[Data records]

□ □ □ □ □

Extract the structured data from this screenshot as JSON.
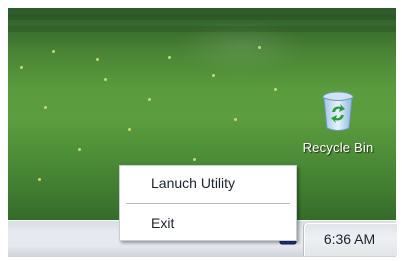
{
  "desktop": {
    "recycle_bin_label": "Recycle Bin"
  },
  "context_menu": {
    "items": [
      {
        "label": "Lanuch Utility"
      },
      {
        "label": "Exit"
      }
    ]
  },
  "taskbar": {
    "clock": "6:36 AM",
    "tray_icon": "utility-tray-icon"
  },
  "colors": {
    "grass": "#5a9b3e",
    "taskbar": "#e5e8ec",
    "menu_bg": "#ffffff"
  }
}
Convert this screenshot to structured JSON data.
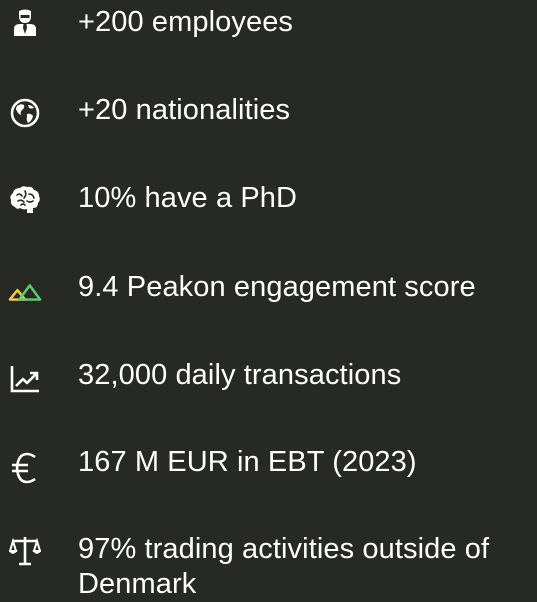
{
  "colors": {
    "background": "#272925",
    "text": "#ffffff",
    "icon": "#ffffff",
    "accent_green": "#5ed06a",
    "accent_yellow": "#f2cf3f"
  },
  "stats": [
    {
      "icon": "employee-icon",
      "text": "+200 employees"
    },
    {
      "icon": "globe-icon",
      "text": "+20 nationalities"
    },
    {
      "icon": "brain-icon",
      "text": "10% have a PhD"
    },
    {
      "icon": "peakon-logo-icon",
      "text": "9.4 Peakon engagement score"
    },
    {
      "icon": "trending-chart-icon",
      "text": "32,000 daily transactions"
    },
    {
      "icon": "euro-icon",
      "text": "167 M EUR in EBT (2023)"
    },
    {
      "icon": "scale-icon",
      "text": "97% trading activities outside of Denmark"
    }
  ]
}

□ □ □ □ □

_The request_
Your answer should be a single number: the count of lines in the data that include the word "screenshot".

_Task solution_
2